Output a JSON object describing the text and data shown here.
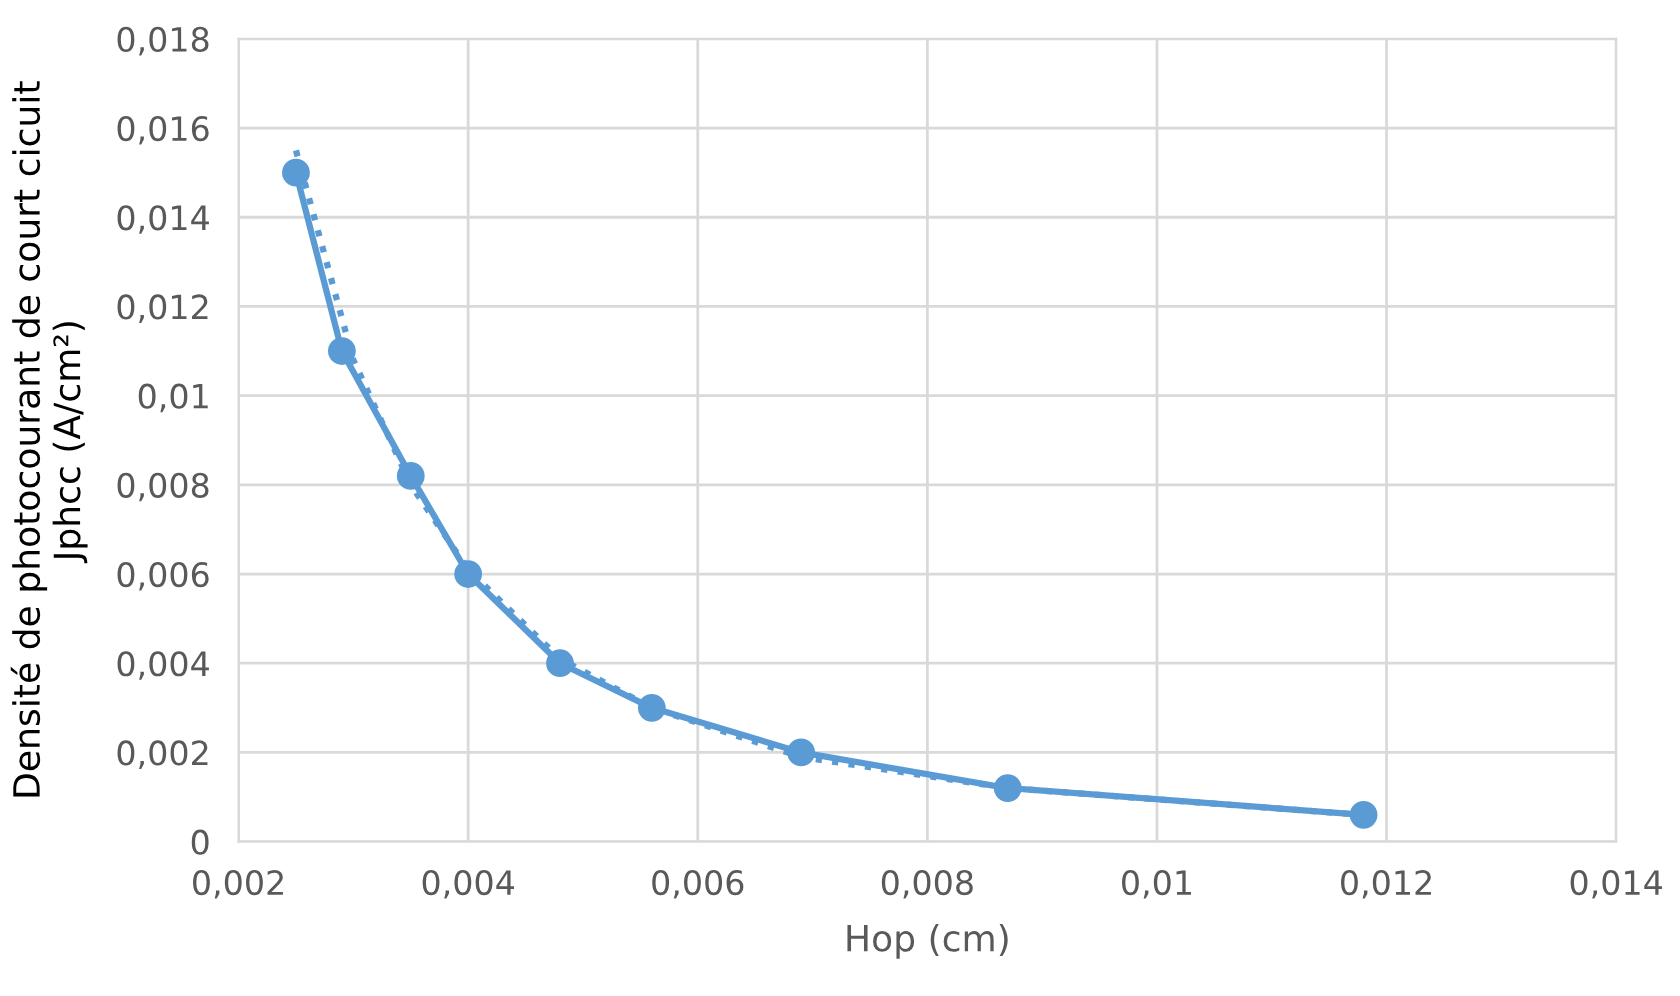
{
  "chart_data": {
    "type": "line",
    "xlabel": "Hop (cm)",
    "ylabel": "Densité de photocourant de court cicuit\nJphcc (A/cm²)",
    "x": [
      0.0025,
      0.0029,
      0.0035,
      0.004,
      0.0048,
      0.0056,
      0.0069,
      0.0087,
      0.0118
    ],
    "series": [
      {
        "color": "#5b9bd5",
        "values": [
          0.015,
          0.011,
          0.0082,
          0.006,
          0.004,
          0.003,
          0.002,
          0.0012,
          0.0006
        ],
        "marker": "circle",
        "line_style": "solid"
      },
      {
        "type": "line",
        "color": "#5b9bd5",
        "x": [
          0.0025,
          0.003,
          0.0035,
          0.004,
          0.0048,
          0.0056,
          0.0069,
          0.0087,
          0.0118
        ],
        "values": [
          0.0155,
          0.0108,
          0.008,
          0.0061,
          0.0041,
          0.003,
          0.0019,
          0.0012,
          0.0006
        ],
        "marker": "none",
        "line_style": "dotted"
      }
    ],
    "xlim": [
      0.002,
      0.014
    ],
    "ylim": [
      0,
      0.018
    ],
    "xticks": [
      {
        "value": 0.002,
        "label": "0,002"
      },
      {
        "value": 0.004,
        "label": "0,004"
      },
      {
        "value": 0.006,
        "label": "0,006"
      },
      {
        "value": 0.008,
        "label": "0,008"
      },
      {
        "value": 0.01,
        "label": "0,01"
      },
      {
        "value": 0.012,
        "label": "0,012"
      },
      {
        "value": 0.014,
        "label": "0,014"
      }
    ],
    "yticks": [
      0,
      {
        "value": 0.002,
        "label": "0,002"
      },
      {
        "value": 0.004,
        "label": "0,004"
      },
      {
        "value": 0.006,
        "label": "0,006"
      },
      {
        "value": 0.008,
        "label": "0,008"
      },
      {
        "value": 0.01,
        "label": "0,01"
      },
      {
        "value": 0.012,
        "label": "0,012"
      },
      {
        "value": 0.014,
        "label": "0,014"
      },
      {
        "value": 0.016,
        "label": "0,016"
      },
      {
        "value": 0.018,
        "label": "0,018"
      }
    ],
    "grid": true
  }
}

+ + +

Your goal: Pictures in the records above are not copied; print everything else exactly.

Exercise solution:
Output a JSON object describing the text and data shown here.
{
  "chart_data": {
    "type": "line",
    "xlabel": "Hop (cm)",
    "ylabel": "Densité de photocourant de court cicuit\nJphcc (A/cm²)",
    "x": [
      0.0025,
      0.0029,
      0.0035,
      0.004,
      0.0048,
      0.0056,
      0.0069,
      0.0087,
      0.0118
    ],
    "series": [
      {
        "color": "#5b9bd5",
        "values": [
          0.015,
          0.011,
          0.0082,
          0.006,
          0.004,
          0.003,
          0.002,
          0.0012,
          0.0006
        ],
        "marker": "circle",
        "line_style": "solid"
      },
      {
        "type": "line",
        "color": "#5b9bd5",
        "x": [
          0.0025,
          0.003,
          0.0035,
          0.004,
          0.0048,
          0.0056,
          0.0069,
          0.0087,
          0.0118
        ],
        "values": [
          0.0155,
          0.0108,
          0.008,
          0.0061,
          0.0041,
          0.003,
          0.0019,
          0.0012,
          0.0006
        ],
        "marker": "none",
        "line_style": "dotted"
      }
    ],
    "xlim": [
      0.002,
      0.014
    ],
    "ylim": [
      0,
      0.018
    ],
    "xticks": [
      {
        "value": 0.002,
        "label": "0,002"
      },
      {
        "value": 0.004,
        "label": "0,004"
      },
      {
        "value": 0.006,
        "label": "0,006"
      },
      {
        "value": 0.008,
        "label": "0,008"
      },
      {
        "value": 0.01,
        "label": "0,01"
      },
      {
        "value": 0.012,
        "label": "0,012"
      },
      {
        "value": 0.014,
        "label": "0,014"
      }
    ],
    "yticks": [
      0,
      {
        "value": 0.002,
        "label": "0,002"
      },
      {
        "value": 0.004,
        "label": "0,004"
      },
      {
        "value": 0.006,
        "label": "0,006"
      },
      {
        "value": 0.008,
        "label": "0,008"
      },
      {
        "value": 0.01,
        "label": "0,01"
      },
      {
        "value": 0.012,
        "label": "0,012"
      },
      {
        "value": 0.014,
        "label": "0,014"
      },
      {
        "value": 0.016,
        "label": "0,016"
      },
      {
        "value": 0.018,
        "label": "0,018"
      }
    ],
    "grid": true
  }
}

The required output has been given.